▶ Saved entries:
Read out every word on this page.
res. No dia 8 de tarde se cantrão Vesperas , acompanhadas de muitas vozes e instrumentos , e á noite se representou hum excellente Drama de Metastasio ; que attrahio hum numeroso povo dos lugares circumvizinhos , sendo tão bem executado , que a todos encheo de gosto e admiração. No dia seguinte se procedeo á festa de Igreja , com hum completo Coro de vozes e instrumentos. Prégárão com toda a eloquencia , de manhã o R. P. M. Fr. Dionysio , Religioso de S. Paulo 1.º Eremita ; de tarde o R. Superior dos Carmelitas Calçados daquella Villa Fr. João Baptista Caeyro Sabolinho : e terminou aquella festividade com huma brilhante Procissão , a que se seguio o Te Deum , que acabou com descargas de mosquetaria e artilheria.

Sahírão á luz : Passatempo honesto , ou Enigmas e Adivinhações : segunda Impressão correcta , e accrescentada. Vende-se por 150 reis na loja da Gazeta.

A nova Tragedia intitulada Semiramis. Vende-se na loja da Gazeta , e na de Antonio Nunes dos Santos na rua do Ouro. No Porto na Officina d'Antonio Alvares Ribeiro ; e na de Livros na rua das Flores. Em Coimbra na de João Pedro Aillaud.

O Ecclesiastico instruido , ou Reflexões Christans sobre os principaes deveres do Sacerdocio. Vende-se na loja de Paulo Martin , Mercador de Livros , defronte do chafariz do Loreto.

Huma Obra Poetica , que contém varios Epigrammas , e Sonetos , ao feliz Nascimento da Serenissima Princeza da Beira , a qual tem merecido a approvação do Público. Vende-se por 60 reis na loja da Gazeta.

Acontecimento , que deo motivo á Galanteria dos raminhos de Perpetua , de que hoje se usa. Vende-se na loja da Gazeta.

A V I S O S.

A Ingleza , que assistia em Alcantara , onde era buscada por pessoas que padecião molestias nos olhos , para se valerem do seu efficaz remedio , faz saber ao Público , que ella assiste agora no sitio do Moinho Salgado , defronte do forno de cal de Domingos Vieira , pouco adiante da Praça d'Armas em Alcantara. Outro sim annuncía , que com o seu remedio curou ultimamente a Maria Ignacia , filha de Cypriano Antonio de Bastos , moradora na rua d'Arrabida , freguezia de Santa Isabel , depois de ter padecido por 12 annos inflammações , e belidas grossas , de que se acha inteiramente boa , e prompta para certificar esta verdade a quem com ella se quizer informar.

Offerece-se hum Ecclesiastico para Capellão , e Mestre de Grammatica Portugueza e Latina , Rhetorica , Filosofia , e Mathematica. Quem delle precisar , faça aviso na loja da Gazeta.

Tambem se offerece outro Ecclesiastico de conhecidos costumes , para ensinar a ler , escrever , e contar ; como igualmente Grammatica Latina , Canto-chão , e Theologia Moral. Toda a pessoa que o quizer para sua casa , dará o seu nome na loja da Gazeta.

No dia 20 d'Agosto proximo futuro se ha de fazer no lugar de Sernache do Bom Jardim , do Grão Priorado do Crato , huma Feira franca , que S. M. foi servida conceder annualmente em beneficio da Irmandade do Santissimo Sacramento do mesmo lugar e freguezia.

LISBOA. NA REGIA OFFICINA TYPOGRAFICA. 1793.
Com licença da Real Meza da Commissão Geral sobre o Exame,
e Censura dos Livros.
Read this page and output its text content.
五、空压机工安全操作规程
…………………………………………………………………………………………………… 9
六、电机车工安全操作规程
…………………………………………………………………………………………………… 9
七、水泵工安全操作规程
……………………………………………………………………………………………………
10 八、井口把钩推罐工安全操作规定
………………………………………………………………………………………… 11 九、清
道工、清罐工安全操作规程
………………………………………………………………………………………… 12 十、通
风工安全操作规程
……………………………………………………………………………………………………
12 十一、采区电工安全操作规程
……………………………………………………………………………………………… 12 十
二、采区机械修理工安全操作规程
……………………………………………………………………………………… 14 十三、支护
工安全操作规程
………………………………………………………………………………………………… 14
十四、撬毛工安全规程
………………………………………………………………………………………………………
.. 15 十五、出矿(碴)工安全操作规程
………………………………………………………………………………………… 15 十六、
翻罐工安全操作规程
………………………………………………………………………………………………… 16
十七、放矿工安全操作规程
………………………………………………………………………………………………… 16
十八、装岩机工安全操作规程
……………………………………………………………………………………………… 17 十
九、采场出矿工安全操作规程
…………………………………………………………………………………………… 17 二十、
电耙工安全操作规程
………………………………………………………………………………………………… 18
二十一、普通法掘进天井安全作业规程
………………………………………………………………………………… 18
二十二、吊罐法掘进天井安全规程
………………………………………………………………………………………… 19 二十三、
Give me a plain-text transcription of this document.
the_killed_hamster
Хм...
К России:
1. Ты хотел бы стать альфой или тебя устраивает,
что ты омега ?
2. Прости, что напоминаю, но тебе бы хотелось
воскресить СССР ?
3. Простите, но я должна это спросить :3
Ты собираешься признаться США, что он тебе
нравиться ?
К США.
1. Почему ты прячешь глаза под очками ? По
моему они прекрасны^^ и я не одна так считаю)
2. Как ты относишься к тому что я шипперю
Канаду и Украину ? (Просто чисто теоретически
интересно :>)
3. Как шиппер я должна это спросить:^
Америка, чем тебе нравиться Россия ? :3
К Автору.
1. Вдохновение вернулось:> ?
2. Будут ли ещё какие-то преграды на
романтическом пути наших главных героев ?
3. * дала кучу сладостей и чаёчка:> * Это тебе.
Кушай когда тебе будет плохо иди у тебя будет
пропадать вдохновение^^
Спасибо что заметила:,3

▶ Aim of the task:
Return the lines above exactly, keeping every word.

▶ Solution to the problem:
Read out every word on this page.
res. No dia 8 de tarde se cantrão Vesperas , acompanhadas de muitas vozes e instrumentos , e á noite se representou hum excellente Drama de Metastasio ; que attrahio hum numeroso povo dos lugares circumvizinhos , sendo tão bem executado , que a todos encheo de gosto e admiração. No dia seguinte se procedeo á festa de Igreja , com hum completo Coro de vozes e instrumentos. Prégárão com toda a eloquencia , de manhã o R. P. M. Fr. Dionysio , Religioso de S. Paulo 1.º Eremita ; de tarde o R. Superior dos Carmelitas Calçados daquella Villa Fr. João Baptista Caeyro Sabolinho : e terminou aquella festividade com huma brilhante Procissão , a que se seguio o Te Deum , que acabou com descargas de mosquetaria e artilheria.

Sahírão á luz : Passatempo honesto , ou Enigmas e Adivinhações : segunda Impressão correcta , e accrescentada. Vende-se por 150 reis na loja da Gazeta.

A nova Tragedia intitulada Semiramis. Vende-se na loja da Gazeta , e na de Antonio Nunes dos Santos na rua do Ouro. No Porto na Officina d'Antonio Alvares Ribeiro ; e na de Livros na rua das Flores. Em Coimbra na de João Pedro Aillaud.

O Ecclesiastico instruido , ou Reflexões Christans sobre os principaes deveres do Sacerdocio. Vende-se na loja de Paulo Martin , Mercador de Livros , defronte do chafariz do Loreto.

Huma Obra Poetica , que contém varios Epigrammas , e Sonetos , ao feliz Nascimento da Serenissima Princeza da Beira , a qual tem merecido a approvação do Público. Vende-se por 60 reis na loja da Gazeta.

Acontecimento , que deo motivo á Galanteria dos raminhos de Perpetua , de que hoje se usa. Vende-se na loja da Gazeta.

A V I S O S.

A Ingleza , que assistia em Alcantara , onde era buscada por pessoas que padecião molestias nos olhos , para se valerem do seu efficaz remedio , faz saber ao Público , que ella assiste agora no sitio do Moinho Salgado , defronte do forno de cal de Domingos Vieira , pouco adiante da Praça d'Armas em Alcantara. Outro sim annuncía , que com o seu remedio curou ultimamente a Maria Ignacia , filha de Cypriano Antonio de Bastos , moradora na rua d'Arrabida , freguezia de Santa Isabel , depois de ter padecido por 12 annos inflammações , e belidas grossas , de que se acha inteiramente boa , e prompta para certificar esta verdade a quem com ella se quizer informar.

Offerece-se hum Ecclesiastico para Capellão , e Mestre de Grammatica Portugueza e Latina , Rhetorica , Filosofia , e Mathematica. Quem delle precisar , faça aviso na loja da Gazeta.

Tambem se offerece outro Ecclesiastico de conhecidos costumes , para ensinar a ler , escrever , e contar ; como igualmente Grammatica Latina , Canto-chão , e Theologia Moral. Toda a pessoa que o quizer para sua casa , dará o seu nome na loja da Gazeta.

No dia 20 d'Agosto proximo futuro se ha de fazer no lugar de Sernache do Bom Jardim , do Grão Priorado do Crato , huma Feira franca , que S. M. foi servida conceder annualmente em beneficio da Irmandade do Santissimo Sacramento do mesmo lugar e freguezia.

LISBOA. NA REGIA OFFICINA TYPOGRAFICA. 1793.
Com licença da Real Meza da Commissão Geral sobre o Exame,
e Censura dos Livros.
Read this page and output its text content.
五、空压机工安全操作规程
…………………………………………………………………………………………………… 9
六、电机车工安全操作规程
…………………………………………………………………………………………………… 9
七、水泵工安全操作规程
……………………………………………………………………………………………………
10 八、井口把钩推罐工安全操作规定
………………………………………………………………………………………… 11 九、清
道工、清罐工安全操作规程
………………………………………………………………………………………… 12 十、通
风工安全操作规程
……………………………………………………………………………………………………
12 十一、采区电工安全操作规程
……………………………………………………………………………………………… 12 十
二、采区机械修理工安全操作规程
……………………………………………………………………………………… 14 十三、支护
工安全操作规程
………………………………………………………………………………………………… 14
十四、撬毛工安全规程
………………………………………………………………………………………………………
.. 15 十五、出矿(碴)工安全操作规程
………………………………………………………………………………………… 15 十六、
翻罐工安全操作规程
………………………………………………………………………………………………… 16
十七、放矿工安全操作规程
………………………………………………………………………………………………… 16
十八、装岩机工安全操作规程
……………………………………………………………………………………………… 17 十
九、采场出矿工安全操作规程
…………………………………………………………………………………………… 17 二十、
电耙工安全操作规程
………………………………………………………………………………………………… 18
二十一、普通法掘进天井安全作业规程
………………………………………………………………………………… 18
二十二、吊罐法掘进天井安全规程
………………………………………………………………………………………… 19 二十三、
Give me a plain-text transcription of this document.
the_killed_hamster
Хм...
К России:
1. Ты хотел бы стать альфой или тебя устраивает,
что ты омега ?
2. Прости, что напоминаю, но тебе бы хотелось
воскресить СССР ?
3. Простите, но я должна это спросить :3
Ты собираешься признаться США, что он тебе
нравиться ?
К США.
1. Почему ты прячешь глаза под очками ? По
моему они прекрасны^^ и я не одна так считаю)
2. Как ты относишься к тому что я шипперю
Канаду и Украину ? (Просто чисто теоретически
интересно :>)
3. Как шиппер я должна это спросить:^
Америка, чем тебе нравиться Россия ? :3
К Автору.
1. Вдохновение вернулось:> ?
2. Будут ли ещё какие-то преграды на
романтическом пути наших главных героев ?
3. * дала кучу сладостей и чаёчка:> * Это тебе.
Кушай когда тебе будет плохо иди у тебя будет
пропадать вдохновение^^
Спасибо что заметила:,3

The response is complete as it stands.